GIVEN INSTRUCTION: Each line that includes "color" counts once; give the total and nothing besides.
Start of ENTRIES SUPPLIED
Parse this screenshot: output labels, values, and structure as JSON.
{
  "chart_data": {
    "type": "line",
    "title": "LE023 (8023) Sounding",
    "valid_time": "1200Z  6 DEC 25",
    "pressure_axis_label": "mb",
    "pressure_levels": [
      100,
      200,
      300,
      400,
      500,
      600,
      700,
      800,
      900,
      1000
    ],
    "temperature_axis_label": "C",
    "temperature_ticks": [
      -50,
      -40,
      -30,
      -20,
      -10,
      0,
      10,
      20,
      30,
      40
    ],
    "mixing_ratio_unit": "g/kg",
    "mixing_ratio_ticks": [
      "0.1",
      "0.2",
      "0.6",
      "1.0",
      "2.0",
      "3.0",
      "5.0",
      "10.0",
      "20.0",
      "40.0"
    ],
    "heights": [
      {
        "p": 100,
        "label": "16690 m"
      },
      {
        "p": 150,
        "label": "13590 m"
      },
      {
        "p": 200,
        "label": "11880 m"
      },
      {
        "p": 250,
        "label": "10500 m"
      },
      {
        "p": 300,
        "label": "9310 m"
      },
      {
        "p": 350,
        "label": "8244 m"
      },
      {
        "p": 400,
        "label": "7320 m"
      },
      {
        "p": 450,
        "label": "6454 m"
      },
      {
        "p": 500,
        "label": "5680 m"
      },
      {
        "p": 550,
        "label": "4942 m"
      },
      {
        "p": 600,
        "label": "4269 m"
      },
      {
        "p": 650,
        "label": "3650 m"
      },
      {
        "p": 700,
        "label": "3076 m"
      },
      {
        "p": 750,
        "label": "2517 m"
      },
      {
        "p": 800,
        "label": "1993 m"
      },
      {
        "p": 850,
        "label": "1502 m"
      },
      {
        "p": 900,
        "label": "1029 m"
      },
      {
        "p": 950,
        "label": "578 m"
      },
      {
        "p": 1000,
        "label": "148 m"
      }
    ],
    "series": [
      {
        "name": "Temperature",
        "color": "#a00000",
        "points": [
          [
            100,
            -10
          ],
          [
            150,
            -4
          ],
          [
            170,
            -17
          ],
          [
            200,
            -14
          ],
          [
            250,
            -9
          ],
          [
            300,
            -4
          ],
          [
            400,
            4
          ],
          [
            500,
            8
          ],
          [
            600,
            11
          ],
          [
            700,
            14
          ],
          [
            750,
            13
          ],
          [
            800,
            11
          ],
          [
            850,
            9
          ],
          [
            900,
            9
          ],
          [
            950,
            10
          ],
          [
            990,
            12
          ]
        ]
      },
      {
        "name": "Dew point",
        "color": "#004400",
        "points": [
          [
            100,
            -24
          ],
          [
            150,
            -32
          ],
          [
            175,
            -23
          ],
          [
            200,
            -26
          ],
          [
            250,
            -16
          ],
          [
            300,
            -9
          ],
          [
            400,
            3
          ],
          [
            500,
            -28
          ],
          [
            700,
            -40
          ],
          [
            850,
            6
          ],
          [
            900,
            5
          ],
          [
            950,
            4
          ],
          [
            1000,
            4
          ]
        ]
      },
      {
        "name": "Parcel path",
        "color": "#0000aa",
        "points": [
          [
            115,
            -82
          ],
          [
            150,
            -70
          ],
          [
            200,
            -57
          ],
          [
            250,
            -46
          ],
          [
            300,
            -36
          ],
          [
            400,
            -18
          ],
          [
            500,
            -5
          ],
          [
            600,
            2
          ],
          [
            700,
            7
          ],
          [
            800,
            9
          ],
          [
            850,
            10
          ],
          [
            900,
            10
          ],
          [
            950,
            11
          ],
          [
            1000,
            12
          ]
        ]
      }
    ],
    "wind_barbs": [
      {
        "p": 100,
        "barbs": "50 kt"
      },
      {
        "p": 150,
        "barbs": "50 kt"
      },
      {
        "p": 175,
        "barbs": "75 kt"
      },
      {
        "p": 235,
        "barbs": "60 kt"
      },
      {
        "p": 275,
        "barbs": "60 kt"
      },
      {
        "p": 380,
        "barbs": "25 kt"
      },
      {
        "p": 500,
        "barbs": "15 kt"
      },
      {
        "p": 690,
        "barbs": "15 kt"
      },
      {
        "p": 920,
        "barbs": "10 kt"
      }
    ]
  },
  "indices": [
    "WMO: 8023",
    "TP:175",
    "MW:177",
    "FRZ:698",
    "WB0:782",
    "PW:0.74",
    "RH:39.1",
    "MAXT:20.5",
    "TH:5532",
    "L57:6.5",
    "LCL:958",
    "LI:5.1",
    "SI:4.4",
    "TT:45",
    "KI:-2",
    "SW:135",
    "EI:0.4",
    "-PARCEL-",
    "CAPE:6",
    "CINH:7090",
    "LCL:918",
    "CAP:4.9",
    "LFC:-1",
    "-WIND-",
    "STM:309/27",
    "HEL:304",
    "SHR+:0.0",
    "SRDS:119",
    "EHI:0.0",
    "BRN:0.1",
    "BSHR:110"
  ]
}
End of ENTRIES SUPPLIED
FINISHED TASK: 3